# Descripción del problema
Reproduzca sin ningún cambio las filas comprendidas entre la primera y la que contiene "y-tick-label: lock (110, 136, 138, 153)", ambas incluidas.

# Elementos almacenados
════════════════
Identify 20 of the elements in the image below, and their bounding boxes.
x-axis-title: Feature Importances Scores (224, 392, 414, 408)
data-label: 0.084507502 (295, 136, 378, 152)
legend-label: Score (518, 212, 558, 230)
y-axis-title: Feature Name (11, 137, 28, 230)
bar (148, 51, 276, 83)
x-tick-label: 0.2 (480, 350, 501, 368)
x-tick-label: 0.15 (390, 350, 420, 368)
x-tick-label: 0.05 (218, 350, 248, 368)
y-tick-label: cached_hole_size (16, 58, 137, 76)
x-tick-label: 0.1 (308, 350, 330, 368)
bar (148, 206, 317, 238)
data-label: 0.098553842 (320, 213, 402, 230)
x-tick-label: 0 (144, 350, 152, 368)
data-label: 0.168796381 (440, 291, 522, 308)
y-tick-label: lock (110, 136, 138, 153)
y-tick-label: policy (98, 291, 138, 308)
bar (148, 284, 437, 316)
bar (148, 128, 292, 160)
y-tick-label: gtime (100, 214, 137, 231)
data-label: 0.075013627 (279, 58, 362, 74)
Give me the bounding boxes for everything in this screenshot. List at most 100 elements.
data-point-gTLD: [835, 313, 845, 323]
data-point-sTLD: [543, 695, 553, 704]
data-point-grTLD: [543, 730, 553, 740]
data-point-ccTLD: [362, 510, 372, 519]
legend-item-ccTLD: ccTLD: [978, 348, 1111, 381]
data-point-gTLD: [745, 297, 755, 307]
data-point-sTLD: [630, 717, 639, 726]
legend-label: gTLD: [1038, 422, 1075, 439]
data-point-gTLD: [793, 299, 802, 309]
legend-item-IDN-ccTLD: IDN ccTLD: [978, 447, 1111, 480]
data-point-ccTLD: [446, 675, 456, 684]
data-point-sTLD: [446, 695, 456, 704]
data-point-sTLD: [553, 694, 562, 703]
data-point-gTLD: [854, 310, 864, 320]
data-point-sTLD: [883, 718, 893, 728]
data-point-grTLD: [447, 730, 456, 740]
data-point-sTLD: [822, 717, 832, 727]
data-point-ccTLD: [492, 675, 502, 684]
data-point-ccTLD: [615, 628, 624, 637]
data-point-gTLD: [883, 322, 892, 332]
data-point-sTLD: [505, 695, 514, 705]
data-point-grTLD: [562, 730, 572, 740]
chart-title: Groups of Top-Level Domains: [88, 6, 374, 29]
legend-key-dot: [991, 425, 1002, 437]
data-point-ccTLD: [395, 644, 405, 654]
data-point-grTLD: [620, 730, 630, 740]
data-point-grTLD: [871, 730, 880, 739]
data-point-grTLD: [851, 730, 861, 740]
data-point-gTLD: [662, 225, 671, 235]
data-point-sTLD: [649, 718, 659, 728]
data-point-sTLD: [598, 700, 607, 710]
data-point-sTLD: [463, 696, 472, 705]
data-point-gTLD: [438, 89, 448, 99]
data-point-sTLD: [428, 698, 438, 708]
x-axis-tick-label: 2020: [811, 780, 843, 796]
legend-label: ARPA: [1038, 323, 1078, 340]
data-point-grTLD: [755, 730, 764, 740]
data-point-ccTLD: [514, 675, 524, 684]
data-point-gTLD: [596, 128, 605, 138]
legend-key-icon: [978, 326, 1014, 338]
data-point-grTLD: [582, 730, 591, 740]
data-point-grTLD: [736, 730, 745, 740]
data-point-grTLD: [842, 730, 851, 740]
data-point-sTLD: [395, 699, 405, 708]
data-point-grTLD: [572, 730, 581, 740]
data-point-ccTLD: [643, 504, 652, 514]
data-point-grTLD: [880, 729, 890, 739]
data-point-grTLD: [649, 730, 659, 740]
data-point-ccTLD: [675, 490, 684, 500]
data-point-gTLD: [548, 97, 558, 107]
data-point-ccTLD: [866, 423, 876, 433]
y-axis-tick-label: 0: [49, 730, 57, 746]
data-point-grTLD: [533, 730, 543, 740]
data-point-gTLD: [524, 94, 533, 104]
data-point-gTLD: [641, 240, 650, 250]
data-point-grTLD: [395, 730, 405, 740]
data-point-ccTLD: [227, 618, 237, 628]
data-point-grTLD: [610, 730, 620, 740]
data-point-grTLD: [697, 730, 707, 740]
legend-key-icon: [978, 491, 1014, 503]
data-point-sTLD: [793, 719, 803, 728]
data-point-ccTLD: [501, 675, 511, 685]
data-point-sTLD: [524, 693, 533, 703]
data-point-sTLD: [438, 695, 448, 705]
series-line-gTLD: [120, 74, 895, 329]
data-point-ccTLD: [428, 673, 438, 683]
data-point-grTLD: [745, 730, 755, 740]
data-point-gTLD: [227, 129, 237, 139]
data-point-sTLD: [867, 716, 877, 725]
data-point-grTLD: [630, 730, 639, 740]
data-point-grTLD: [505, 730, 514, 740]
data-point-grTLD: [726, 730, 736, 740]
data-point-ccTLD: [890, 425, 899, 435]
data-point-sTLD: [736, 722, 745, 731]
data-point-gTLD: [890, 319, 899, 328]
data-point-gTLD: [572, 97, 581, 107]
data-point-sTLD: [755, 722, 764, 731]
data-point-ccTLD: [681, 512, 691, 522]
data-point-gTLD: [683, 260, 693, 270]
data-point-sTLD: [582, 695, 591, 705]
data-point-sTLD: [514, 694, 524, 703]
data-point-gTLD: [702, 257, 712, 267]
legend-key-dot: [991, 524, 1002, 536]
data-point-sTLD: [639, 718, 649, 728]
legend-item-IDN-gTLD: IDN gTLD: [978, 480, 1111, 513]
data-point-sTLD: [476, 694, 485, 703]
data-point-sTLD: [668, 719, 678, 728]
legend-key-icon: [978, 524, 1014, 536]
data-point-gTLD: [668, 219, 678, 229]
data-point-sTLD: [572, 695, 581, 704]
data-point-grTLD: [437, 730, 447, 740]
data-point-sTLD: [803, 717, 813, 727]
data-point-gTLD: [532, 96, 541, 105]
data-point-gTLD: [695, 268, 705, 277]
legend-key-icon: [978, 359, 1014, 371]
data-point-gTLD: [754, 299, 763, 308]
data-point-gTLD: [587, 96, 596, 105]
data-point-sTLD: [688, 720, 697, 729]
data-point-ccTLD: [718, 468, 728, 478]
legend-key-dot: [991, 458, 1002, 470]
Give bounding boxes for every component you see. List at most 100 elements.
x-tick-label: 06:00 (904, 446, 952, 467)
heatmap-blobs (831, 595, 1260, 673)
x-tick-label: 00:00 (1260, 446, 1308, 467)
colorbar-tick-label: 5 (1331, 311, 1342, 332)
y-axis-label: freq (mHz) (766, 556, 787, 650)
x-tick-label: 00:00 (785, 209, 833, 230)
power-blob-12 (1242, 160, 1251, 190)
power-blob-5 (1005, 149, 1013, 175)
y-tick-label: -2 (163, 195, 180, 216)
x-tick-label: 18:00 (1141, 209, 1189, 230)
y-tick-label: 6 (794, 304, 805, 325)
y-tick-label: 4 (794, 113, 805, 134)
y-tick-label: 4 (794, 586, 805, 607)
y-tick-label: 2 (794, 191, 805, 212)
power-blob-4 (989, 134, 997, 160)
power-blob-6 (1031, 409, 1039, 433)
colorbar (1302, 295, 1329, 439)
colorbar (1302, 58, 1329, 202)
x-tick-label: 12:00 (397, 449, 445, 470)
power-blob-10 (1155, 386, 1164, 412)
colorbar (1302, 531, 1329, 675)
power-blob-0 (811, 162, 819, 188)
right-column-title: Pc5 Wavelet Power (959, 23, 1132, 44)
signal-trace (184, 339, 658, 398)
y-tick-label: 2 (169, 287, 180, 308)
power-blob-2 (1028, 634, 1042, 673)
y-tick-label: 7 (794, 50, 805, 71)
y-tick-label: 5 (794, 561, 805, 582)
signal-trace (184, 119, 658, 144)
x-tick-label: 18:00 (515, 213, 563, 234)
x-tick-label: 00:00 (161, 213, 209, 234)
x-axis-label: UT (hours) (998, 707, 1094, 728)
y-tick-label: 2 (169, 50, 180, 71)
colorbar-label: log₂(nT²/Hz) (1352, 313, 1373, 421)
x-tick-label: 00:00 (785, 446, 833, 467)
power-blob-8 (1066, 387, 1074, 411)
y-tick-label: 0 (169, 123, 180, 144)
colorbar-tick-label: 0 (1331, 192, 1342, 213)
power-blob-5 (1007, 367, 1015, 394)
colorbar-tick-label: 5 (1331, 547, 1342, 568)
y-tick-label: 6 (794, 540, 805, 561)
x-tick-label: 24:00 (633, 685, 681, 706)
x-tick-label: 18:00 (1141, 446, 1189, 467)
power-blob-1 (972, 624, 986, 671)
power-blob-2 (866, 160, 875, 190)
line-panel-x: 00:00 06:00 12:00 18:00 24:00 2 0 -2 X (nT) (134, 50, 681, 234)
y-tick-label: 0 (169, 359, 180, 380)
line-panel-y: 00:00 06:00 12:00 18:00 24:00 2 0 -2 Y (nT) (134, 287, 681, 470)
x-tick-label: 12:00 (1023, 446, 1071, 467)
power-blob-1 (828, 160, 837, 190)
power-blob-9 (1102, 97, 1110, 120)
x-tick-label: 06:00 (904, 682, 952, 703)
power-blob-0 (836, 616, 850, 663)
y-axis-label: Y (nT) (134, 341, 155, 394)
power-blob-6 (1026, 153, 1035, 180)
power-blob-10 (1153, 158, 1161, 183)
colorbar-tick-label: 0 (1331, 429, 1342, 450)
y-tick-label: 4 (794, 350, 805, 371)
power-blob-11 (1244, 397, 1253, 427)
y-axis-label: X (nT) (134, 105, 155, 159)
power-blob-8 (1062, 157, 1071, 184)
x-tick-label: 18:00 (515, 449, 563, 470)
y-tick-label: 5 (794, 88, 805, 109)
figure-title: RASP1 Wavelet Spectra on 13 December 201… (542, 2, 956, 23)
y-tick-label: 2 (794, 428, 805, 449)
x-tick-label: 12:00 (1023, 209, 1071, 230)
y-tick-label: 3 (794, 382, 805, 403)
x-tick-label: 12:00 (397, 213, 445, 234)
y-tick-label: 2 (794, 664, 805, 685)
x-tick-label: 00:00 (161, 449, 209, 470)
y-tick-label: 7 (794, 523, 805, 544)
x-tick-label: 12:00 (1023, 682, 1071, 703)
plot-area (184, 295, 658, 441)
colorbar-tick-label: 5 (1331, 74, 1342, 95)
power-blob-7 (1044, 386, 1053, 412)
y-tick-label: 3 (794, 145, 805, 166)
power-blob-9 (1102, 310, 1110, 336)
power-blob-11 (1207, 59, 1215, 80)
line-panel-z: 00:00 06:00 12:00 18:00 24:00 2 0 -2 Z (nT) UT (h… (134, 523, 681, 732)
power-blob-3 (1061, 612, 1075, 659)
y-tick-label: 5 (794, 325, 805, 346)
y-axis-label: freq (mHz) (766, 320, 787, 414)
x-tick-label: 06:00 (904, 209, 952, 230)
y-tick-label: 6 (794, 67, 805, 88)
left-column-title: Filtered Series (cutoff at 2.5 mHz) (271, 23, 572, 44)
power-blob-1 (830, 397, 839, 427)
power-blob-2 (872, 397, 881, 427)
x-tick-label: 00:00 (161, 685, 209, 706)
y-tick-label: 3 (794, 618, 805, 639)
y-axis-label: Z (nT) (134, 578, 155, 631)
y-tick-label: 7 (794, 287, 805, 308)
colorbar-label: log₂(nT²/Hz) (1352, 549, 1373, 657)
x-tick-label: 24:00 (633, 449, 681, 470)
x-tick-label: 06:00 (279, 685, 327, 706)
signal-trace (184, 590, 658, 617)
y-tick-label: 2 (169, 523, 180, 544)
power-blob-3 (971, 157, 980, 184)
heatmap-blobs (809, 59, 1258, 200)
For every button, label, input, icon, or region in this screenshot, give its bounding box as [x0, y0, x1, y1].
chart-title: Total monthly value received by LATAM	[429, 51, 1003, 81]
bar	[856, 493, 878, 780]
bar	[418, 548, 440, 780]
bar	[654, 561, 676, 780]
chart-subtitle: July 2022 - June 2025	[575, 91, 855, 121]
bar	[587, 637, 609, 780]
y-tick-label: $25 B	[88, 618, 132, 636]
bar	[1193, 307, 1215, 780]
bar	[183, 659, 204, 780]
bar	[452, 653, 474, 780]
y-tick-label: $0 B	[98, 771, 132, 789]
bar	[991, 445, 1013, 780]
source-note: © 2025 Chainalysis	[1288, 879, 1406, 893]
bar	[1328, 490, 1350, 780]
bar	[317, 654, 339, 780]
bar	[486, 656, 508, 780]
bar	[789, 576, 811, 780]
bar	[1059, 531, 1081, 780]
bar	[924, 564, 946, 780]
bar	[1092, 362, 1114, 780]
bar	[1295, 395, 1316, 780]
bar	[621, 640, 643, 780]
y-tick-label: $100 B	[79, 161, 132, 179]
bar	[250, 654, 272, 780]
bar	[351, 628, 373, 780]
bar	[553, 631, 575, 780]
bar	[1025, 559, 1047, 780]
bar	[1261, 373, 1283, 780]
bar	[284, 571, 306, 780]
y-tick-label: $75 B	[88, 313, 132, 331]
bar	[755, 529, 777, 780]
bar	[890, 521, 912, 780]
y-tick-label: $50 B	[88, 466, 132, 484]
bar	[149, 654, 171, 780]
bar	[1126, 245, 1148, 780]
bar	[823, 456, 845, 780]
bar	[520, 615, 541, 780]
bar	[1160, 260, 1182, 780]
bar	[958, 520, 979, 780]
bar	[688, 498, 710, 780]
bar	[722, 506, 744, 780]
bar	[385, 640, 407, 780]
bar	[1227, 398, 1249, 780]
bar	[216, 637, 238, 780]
════════════════
# Respuesta
Identify 20 of the elements in the image below, and their bounding boxes.
x-axis-title: Feature Importances Scores (224, 392, 414, 408)
data-label: 0.084507502 (295, 136, 378, 152)
legend-label: Score (518, 212, 558, 230)
y-axis-title: Feature Name (11, 137, 28, 230)
bar (148, 51, 276, 83)
x-tick-label: 0.2 (480, 350, 501, 368)
x-tick-label: 0.15 (390, 350, 420, 368)
x-tick-label: 0.05 (218, 350, 248, 368)
y-tick-label: cached_hole_size (16, 58, 137, 76)
x-tick-label: 0.1 (308, 350, 330, 368)
bar (148, 206, 317, 238)
data-label: 0.098553842 (320, 213, 402, 230)
x-tick-label: 0 (144, 350, 152, 368)
data-label: 0.168796381 (440, 291, 522, 308)
y-tick-label: lock (110, 136, 138, 153)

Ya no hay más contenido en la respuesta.